What is being asked → Pick out each line of the records that includes the string "JSON", and copy it.

****

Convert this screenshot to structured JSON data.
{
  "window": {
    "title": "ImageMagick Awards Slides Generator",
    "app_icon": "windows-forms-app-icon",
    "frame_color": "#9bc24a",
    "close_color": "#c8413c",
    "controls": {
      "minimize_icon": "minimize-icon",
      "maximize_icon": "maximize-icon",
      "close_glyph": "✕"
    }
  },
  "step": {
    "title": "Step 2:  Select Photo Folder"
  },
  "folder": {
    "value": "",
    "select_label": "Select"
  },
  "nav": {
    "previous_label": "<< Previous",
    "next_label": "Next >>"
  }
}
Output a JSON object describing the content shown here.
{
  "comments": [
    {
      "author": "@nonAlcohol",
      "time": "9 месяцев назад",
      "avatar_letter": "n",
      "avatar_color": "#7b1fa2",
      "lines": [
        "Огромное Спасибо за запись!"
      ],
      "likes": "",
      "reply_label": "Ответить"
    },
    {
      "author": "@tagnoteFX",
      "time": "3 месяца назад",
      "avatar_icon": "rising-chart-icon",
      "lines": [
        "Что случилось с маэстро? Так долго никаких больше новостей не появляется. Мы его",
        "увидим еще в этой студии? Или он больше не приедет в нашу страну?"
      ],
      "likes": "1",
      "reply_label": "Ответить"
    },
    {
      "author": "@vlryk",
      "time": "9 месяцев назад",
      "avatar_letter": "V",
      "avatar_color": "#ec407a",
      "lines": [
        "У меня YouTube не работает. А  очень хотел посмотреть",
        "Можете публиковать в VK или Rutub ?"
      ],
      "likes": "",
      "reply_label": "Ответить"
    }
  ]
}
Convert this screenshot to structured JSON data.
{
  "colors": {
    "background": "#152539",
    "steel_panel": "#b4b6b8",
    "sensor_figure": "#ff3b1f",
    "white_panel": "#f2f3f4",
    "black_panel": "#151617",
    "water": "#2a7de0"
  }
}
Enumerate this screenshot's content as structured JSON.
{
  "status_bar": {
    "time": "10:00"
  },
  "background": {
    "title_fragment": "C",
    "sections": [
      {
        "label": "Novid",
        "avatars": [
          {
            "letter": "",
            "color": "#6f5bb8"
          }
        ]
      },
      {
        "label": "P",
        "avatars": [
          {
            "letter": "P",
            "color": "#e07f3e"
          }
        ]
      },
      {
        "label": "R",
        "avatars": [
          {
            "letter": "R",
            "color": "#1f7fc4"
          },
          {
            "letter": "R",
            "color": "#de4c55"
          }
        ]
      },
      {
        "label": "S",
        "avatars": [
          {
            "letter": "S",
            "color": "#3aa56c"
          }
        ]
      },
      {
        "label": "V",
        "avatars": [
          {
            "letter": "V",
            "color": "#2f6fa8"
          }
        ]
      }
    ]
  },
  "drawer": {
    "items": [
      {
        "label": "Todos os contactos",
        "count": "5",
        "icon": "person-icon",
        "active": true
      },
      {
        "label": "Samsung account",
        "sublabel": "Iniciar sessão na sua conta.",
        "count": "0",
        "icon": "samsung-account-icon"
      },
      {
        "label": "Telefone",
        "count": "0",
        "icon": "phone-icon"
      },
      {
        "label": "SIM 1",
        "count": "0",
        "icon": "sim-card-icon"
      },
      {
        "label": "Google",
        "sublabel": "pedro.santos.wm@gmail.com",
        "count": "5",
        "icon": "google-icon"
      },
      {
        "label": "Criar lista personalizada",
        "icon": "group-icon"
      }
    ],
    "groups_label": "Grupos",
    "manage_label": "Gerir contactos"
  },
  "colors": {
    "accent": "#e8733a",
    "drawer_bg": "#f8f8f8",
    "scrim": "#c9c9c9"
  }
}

****

Response to this task →
Convert this screenshot to structured JSON data.
Output a JSON object describing the content shown here.
Convert this screenshot to structured JSON data.
Enumerate this screenshot's content as structured JSON.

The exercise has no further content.